+++ Input rows +++
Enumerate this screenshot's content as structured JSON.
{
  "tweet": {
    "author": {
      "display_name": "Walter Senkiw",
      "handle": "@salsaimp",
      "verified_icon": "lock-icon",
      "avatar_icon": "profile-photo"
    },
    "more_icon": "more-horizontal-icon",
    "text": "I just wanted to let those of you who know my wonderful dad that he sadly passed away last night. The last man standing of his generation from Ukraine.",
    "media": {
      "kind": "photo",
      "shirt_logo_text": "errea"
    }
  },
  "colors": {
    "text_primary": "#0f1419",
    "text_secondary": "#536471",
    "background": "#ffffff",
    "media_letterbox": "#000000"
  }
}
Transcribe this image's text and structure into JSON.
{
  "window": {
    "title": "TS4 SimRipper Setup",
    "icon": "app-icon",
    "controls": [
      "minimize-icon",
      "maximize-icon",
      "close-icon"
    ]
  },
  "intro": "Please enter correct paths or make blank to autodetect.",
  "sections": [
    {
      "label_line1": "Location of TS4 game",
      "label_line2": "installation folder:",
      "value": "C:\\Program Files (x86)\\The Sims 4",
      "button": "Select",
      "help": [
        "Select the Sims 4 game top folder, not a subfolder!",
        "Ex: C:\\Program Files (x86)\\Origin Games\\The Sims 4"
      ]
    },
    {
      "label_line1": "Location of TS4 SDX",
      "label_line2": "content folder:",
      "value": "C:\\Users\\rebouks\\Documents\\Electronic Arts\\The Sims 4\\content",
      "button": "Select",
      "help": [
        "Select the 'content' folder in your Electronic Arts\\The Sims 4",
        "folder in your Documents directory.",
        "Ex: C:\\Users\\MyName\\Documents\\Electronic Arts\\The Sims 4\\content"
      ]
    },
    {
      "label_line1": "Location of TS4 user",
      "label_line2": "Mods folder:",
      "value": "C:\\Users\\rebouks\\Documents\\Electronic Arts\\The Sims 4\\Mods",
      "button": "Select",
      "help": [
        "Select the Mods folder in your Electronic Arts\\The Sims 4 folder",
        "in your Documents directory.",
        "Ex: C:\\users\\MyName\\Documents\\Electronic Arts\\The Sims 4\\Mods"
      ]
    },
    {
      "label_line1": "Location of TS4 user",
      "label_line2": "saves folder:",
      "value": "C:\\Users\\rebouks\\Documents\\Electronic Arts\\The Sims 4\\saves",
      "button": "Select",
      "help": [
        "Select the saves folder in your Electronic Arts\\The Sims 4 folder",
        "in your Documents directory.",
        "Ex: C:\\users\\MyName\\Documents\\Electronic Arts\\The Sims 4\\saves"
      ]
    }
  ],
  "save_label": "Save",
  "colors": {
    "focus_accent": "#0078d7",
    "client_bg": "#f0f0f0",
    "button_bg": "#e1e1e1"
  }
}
+++
__What to work on__:
Copy out the material word for word and line for line.

__Exercise response__:
Enumerate this screenshot's content as structured JSON.
{
  "tweet": {
    "author": {
      "display_name": "Walter Senkiw",
      "handle": "@salsaimp",
      "verified_icon": "lock-icon",
      "avatar_icon": "profile-photo"
    },
    "more_icon": "more-horizontal-icon",
    "text": "I just wanted to let those of you who know my wonderful dad that he sadly passed away last night. The last man standing of his generation from Ukraine.",
    "media": {
      "kind": "photo",
      "shirt_logo_text": "errea"
    }
  },
  "colors": {
    "text_primary": "#0f1419",
    "text_secondary": "#536471",
    "background": "#ffffff",
    "media_letterbox": "#000000"
  }
}
Transcribe this image's text and structure into JSON.
{
  "window": {
    "title": "TS4 SimRipper Setup",
    "icon": "app-icon",
    "controls": [
      "minimize-icon",
      "maximize-icon",
      "close-icon"
    ]
  },
  "intro": "Please enter correct paths or make blank to autodetect.",
  "sections": [
    {
      "label_line1": "Location of TS4 game",
      "label_line2": "installation folder:",
      "value": "C:\\Program Files (x86)\\The Sims 4",
      "button": "Select",
      "help": [
        "Select the Sims 4 game top folder, not a subfolder!",
        "Ex: C:\\Program Files (x86)\\Origin Games\\The Sims 4"
      ]
    },
    {
      "label_line1": "Location of TS4 SDX",
      "label_line2": "content folder:",
      "value": "C:\\Users\\rebouks\\Documents\\Electronic Arts\\The Sims 4\\content",
      "button": "Select",
      "help": [
        "Select the 'content' folder in your Electronic Arts\\The Sims 4",
        "folder in your Documents directory.",
        "Ex: C:\\Users\\MyName\\Documents\\Electronic Arts\\The Sims 4\\content"
      ]
    },
    {
      "label_line1": "Location of TS4 user",
      "label_line2": "Mods folder:",
      "value": "C:\\Users\\rebouks\\Documents\\Electronic Arts\\The Sims 4\\Mods",
      "button": "Select",
      "help": [
        "Select the Mods folder in your Electronic Arts\\The Sims 4 folder",
        "in your Documents directory.",
        "Ex: C:\\users\\MyName\\Documents\\Electronic Arts\\The Sims 4\\Mods"
      ]
    },
    {
      "label_line1": "Location of TS4 user",
      "label_line2": "saves folder:",
      "value": "C:\\Users\\rebouks\\Documents\\Electronic Arts\\The Sims 4\\saves",
      "button": "Select",
      "help": [
        "Select the saves folder in your Electronic Arts\\The Sims 4 folder",
        "in your Documents directory.",
        "Ex: C:\\users\\MyName\\Documents\\Electronic Arts\\The Sims 4\\saves"
      ]
    }
  ],
  "save_label": "Save",
  "colors": {
    "focus_accent": "#0078d7",
    "client_bg": "#f0f0f0",
    "button_bg": "#e1e1e1"
  }
}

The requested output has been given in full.